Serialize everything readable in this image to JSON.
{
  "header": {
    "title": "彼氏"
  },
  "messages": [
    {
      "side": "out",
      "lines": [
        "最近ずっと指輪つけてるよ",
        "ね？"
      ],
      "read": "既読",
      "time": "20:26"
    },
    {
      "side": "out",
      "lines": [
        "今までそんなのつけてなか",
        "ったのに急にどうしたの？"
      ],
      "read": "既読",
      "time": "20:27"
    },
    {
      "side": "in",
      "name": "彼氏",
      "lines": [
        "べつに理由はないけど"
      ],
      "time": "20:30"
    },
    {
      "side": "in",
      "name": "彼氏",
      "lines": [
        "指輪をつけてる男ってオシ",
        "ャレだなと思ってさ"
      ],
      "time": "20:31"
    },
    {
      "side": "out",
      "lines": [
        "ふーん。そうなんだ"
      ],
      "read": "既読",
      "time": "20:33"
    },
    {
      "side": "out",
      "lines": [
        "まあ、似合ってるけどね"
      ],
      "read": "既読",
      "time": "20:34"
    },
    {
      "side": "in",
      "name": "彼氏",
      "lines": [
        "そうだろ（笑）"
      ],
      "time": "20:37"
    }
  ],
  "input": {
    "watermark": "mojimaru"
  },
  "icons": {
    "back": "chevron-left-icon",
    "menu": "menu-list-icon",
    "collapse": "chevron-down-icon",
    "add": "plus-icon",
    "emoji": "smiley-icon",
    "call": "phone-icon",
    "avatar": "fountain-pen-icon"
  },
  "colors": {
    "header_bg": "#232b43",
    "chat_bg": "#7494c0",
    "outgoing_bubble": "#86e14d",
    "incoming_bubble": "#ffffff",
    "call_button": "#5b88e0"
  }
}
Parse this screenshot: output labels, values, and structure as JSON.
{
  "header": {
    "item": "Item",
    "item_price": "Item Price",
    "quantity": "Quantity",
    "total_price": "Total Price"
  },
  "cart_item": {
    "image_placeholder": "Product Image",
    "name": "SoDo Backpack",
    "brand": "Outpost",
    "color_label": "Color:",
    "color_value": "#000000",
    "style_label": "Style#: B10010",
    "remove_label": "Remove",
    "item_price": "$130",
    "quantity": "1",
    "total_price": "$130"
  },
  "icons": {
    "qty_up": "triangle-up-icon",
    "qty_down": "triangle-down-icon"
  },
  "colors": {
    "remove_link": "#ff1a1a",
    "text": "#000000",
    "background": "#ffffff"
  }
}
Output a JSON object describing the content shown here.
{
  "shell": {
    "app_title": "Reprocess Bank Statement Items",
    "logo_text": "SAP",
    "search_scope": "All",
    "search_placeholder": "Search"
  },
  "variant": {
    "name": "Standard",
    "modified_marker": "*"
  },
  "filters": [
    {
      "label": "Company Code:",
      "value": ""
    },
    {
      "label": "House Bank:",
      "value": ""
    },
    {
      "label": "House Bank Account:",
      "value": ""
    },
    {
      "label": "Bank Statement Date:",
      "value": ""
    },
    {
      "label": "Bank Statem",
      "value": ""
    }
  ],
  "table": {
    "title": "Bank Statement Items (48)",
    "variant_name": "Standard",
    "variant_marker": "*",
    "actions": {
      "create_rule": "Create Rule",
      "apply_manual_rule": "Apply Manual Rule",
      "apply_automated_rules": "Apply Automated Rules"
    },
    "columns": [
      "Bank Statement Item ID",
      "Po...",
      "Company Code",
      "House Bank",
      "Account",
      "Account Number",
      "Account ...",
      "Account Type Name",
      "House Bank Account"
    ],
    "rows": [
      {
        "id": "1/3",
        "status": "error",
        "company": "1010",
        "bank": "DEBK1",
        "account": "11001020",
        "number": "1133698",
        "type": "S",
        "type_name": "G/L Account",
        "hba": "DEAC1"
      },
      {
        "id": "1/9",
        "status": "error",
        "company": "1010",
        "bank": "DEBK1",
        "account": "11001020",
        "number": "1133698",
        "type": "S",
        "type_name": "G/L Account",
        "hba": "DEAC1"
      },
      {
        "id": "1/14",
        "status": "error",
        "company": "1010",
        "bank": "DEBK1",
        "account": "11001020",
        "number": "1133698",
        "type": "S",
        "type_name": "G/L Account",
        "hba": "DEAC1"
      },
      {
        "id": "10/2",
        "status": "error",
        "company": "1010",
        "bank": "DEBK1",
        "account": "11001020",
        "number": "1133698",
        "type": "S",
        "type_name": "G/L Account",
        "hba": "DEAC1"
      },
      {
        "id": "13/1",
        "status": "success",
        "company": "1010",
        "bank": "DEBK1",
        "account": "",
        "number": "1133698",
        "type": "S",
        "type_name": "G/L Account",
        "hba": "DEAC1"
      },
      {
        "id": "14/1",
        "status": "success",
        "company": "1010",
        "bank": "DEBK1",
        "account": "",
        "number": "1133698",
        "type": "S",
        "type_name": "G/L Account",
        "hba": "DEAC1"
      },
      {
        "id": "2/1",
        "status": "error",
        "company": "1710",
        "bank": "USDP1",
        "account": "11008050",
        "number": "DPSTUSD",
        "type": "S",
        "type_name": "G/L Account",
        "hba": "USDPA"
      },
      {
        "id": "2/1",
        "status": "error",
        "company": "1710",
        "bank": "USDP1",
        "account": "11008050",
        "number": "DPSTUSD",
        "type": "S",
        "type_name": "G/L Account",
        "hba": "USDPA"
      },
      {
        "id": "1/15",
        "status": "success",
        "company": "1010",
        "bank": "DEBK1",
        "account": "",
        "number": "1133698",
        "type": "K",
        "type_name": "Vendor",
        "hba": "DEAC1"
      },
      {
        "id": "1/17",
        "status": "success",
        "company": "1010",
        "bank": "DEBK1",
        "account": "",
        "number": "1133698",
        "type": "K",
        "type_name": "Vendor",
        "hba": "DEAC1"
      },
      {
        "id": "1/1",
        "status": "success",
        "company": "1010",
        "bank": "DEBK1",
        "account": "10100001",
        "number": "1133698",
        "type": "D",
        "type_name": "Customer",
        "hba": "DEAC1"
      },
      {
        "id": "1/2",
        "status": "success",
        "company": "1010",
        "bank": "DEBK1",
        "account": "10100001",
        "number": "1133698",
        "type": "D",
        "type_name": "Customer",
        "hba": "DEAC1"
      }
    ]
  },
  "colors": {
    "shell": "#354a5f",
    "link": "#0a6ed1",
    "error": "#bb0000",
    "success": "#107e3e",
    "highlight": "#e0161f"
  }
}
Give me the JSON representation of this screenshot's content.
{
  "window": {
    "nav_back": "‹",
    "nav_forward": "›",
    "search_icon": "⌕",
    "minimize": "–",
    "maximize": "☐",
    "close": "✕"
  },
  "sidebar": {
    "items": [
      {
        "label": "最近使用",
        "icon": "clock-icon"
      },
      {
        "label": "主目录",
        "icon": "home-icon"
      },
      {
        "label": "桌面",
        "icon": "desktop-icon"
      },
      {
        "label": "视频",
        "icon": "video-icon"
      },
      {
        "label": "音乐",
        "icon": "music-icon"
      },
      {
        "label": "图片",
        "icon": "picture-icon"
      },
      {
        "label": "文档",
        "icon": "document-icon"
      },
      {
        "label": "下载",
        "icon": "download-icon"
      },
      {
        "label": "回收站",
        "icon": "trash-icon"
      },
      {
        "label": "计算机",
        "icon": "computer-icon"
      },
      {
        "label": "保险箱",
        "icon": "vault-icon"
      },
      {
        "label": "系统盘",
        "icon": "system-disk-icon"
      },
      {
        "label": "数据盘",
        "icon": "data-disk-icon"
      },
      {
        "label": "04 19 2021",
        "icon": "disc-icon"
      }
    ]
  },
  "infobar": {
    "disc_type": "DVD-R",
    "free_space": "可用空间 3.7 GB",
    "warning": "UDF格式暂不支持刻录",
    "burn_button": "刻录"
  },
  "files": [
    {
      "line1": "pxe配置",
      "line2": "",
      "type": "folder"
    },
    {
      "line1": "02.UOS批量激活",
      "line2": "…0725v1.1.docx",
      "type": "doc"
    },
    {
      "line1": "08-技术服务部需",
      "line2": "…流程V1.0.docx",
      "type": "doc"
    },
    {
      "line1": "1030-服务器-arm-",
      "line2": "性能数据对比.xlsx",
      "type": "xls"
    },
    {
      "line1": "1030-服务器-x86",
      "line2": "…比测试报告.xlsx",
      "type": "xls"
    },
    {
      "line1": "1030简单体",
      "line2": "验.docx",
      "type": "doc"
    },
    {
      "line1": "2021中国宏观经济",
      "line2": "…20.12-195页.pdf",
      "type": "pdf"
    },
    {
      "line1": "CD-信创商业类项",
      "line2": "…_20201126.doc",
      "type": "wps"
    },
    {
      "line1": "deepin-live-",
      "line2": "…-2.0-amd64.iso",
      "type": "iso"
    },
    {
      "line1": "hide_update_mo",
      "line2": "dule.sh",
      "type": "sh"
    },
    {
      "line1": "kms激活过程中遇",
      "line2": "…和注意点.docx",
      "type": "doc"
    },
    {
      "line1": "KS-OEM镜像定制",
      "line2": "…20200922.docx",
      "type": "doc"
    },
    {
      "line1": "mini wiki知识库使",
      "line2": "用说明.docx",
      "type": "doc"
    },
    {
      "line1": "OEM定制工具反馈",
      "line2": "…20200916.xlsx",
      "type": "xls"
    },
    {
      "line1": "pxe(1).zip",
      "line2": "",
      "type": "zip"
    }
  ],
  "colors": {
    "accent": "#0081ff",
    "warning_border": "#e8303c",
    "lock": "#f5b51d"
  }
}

▶ [Brief]: Scan the listing above. Collect all lines with the word "content".

▶ [Result]:
Output a JSON object describing the content shown here.
Give me the JSON representation of this screenshot's content.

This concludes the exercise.